Figure dataset records:
==================================================

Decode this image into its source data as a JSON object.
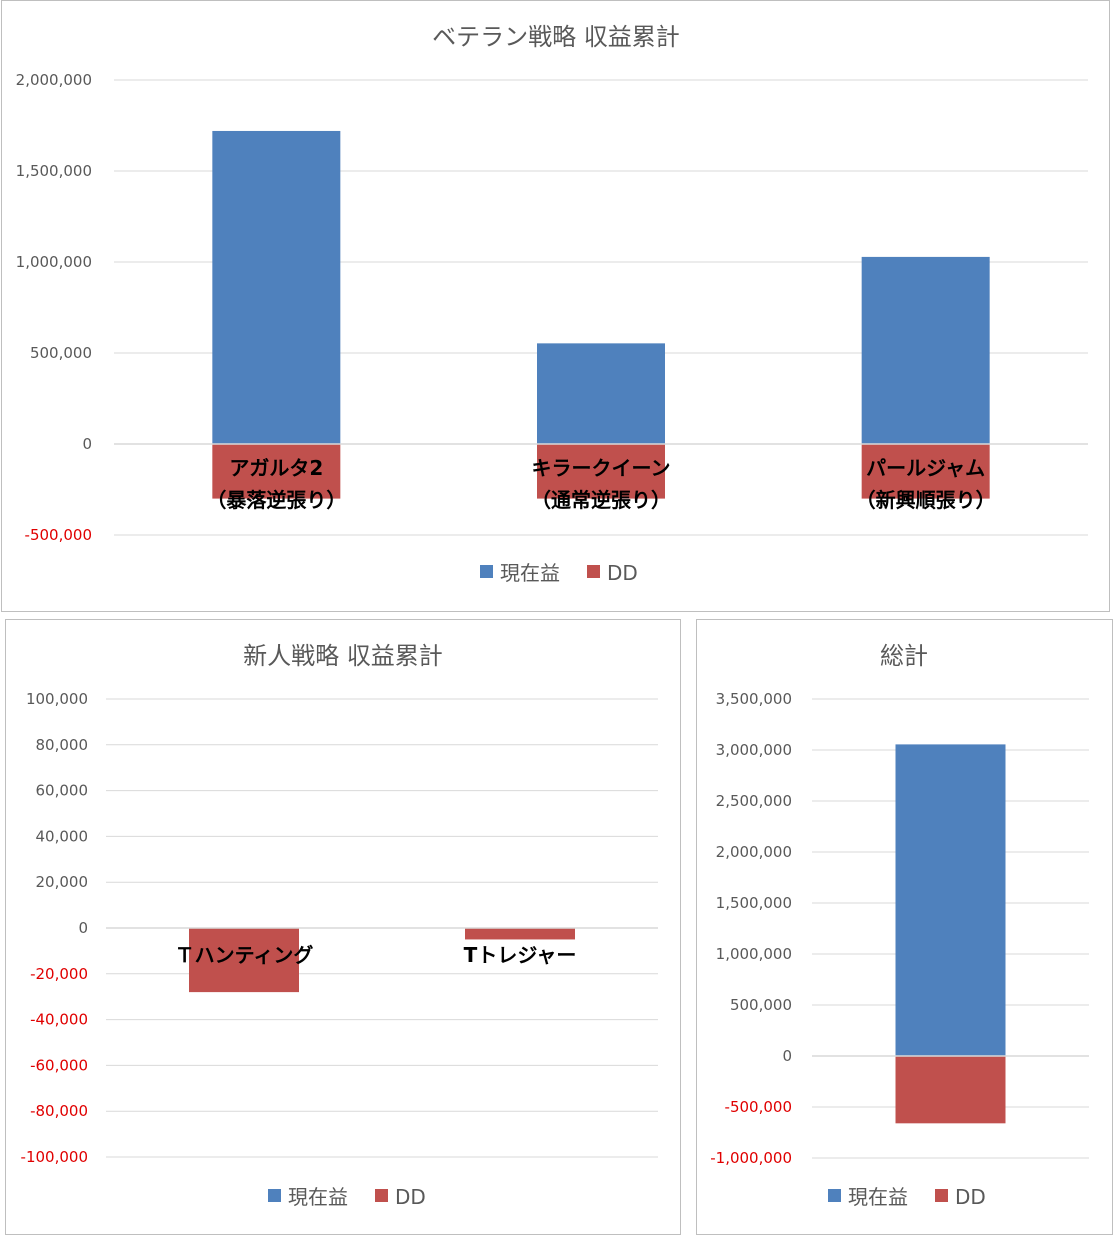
{
  "colors": {
    "profit": "#4f81bd",
    "dd": "#c0504d",
    "grid": "#d9d9d9",
    "axis_text": "#595959",
    "negative_tick": "#e00000"
  },
  "chart_data": [
    {
      "type": "bar",
      "title": "ベテラン戦略 収益累計",
      "categories": [
        [
          "アガルタ2",
          "（暴落逆張り）"
        ],
        [
          "キラークイーン",
          "（通常逆張り）"
        ],
        [
          "パールジャム",
          "（新興順張り）"
        ]
      ],
      "series": [
        {
          "name": "現在益",
          "values": [
            1720000,
            553000,
            1028000
          ]
        },
        {
          "name": "DD",
          "values": [
            -300000,
            -300000,
            -300000
          ]
        }
      ],
      "ylim": [
        -500000,
        2000000
      ],
      "yticks": [
        2000000,
        1500000,
        1000000,
        500000,
        0,
        -500000
      ],
      "ytick_labels": [
        "2,000,000",
        "1,500,000",
        "1,000,000",
        "500,000",
        "0",
        "-500,000"
      ],
      "grid": true,
      "legend": "bottom",
      "legend_labels": [
        "現在益",
        "DD"
      ]
    },
    {
      "type": "bar",
      "title": "新人戦略 収益累計",
      "categories": [
        [
          "Ｔハンティング"
        ],
        [
          "Tトレジャー"
        ]
      ],
      "series": [
        {
          "name": "現在益",
          "values": [
            0,
            0
          ]
        },
        {
          "name": "DD",
          "values": [
            -28000,
            -5000
          ]
        }
      ],
      "ylim": [
        -100000,
        100000
      ],
      "yticks": [
        100000,
        80000,
        60000,
        40000,
        20000,
        0,
        -20000,
        -40000,
        -60000,
        -80000,
        -100000
      ],
      "ytick_labels": [
        "100,000",
        "80,000",
        "60,000",
        "40,000",
        "20,000",
        "0",
        "-20,000",
        "-40,000",
        "-60,000",
        "-80,000",
        "-100,000"
      ],
      "grid": true,
      "legend": "bottom",
      "legend_labels": [
        "現在益",
        "DD"
      ]
    },
    {
      "type": "bar",
      "title": "総計",
      "categories": [
        [
          ""
        ]
      ],
      "series": [
        {
          "name": "現在益",
          "values": [
            3055000
          ]
        },
        {
          "name": "DD",
          "values": [
            -660000
          ]
        }
      ],
      "ylim": [
        -1000000,
        3500000
      ],
      "yticks": [
        3500000,
        3000000,
        2500000,
        2000000,
        1500000,
        1000000,
        500000,
        0,
        -500000,
        -1000000
      ],
      "ytick_labels": [
        "3,500,000",
        "3,000,000",
        "2,500,000",
        "2,000,000",
        "1,500,000",
        "1,000,000",
        "500,000",
        "0",
        "-500,000",
        "-1,000,000"
      ],
      "grid": true,
      "legend": "bottom",
      "legend_labels": [
        "現在益",
        "DD"
      ]
    }
  ]
}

==================================================

* Directive
Repeat all of the entries word for word, but omit the pictures.

* Solution below
Decode this image into its source data as a JSON object.
{
  "colors": {
    "profit": "#4f81bd",
    "dd": "#c0504d",
    "grid": "#d9d9d9",
    "axis_text": "#595959",
    "negative_tick": "#e00000"
  },
  "chart_data": [
    {
      "type": "bar",
      "title": "ベテラン戦略 収益累計",
      "categories": [
        [
          "アガルタ2",
          "（暴落逆張り）"
        ],
        [
          "キラークイーン",
          "（通常逆張り）"
        ],
        [
          "パールジャム",
          "（新興順張り）"
        ]
      ],
      "series": [
        {
          "name": "現在益",
          "values": [
            1720000,
            553000,
            1028000
          ]
        },
        {
          "name": "DD",
          "values": [
            -300000,
            -300000,
            -300000
          ]
        }
      ],
      "ylim": [
        -500000,
        2000000
      ],
      "yticks": [
        2000000,
        1500000,
        1000000,
        500000,
        0,
        -500000
      ],
      "ytick_labels": [
        "2,000,000",
        "1,500,000",
        "1,000,000",
        "500,000",
        "0",
        "-500,000"
      ],
      "grid": true,
      "legend": "bottom",
      "legend_labels": [
        "現在益",
        "DD"
      ]
    },
    {
      "type": "bar",
      "title": "新人戦略 収益累計",
      "categories": [
        [
          "Ｔハンティング"
        ],
        [
          "Tトレジャー"
        ]
      ],
      "series": [
        {
          "name": "現在益",
          "values": [
            0,
            0
          ]
        },
        {
          "name": "DD",
          "values": [
            -28000,
            -5000
          ]
        }
      ],
      "ylim": [
        -100000,
        100000
      ],
      "yticks": [
        100000,
        80000,
        60000,
        40000,
        20000,
        0,
        -20000,
        -40000,
        -60000,
        -80000,
        -100000
      ],
      "ytick_labels": [
        "100,000",
        "80,000",
        "60,000",
        "40,000",
        "20,000",
        "0",
        "-20,000",
        "-40,000",
        "-60,000",
        "-80,000",
        "-100,000"
      ],
      "grid": true,
      "legend": "bottom",
      "legend_labels": [
        "現在益",
        "DD"
      ]
    },
    {
      "type": "bar",
      "title": "総計",
      "categories": [
        [
          ""
        ]
      ],
      "series": [
        {
          "name": "現在益",
          "values": [
            3055000
          ]
        },
        {
          "name": "DD",
          "values": [
            -660000
          ]
        }
      ],
      "ylim": [
        -1000000,
        3500000
      ],
      "yticks": [
        3500000,
        3000000,
        2500000,
        2000000,
        1500000,
        1000000,
        500000,
        0,
        -500000,
        -1000000
      ],
      "ytick_labels": [
        "3,500,000",
        "3,000,000",
        "2,500,000",
        "2,000,000",
        "1,500,000",
        "1,000,000",
        "500,000",
        "0",
        "-500,000",
        "-1,000,000"
      ],
      "grid": true,
      "legend": "bottom",
      "legend_labels": [
        "現在益",
        "DD"
      ]
    }
  ]
}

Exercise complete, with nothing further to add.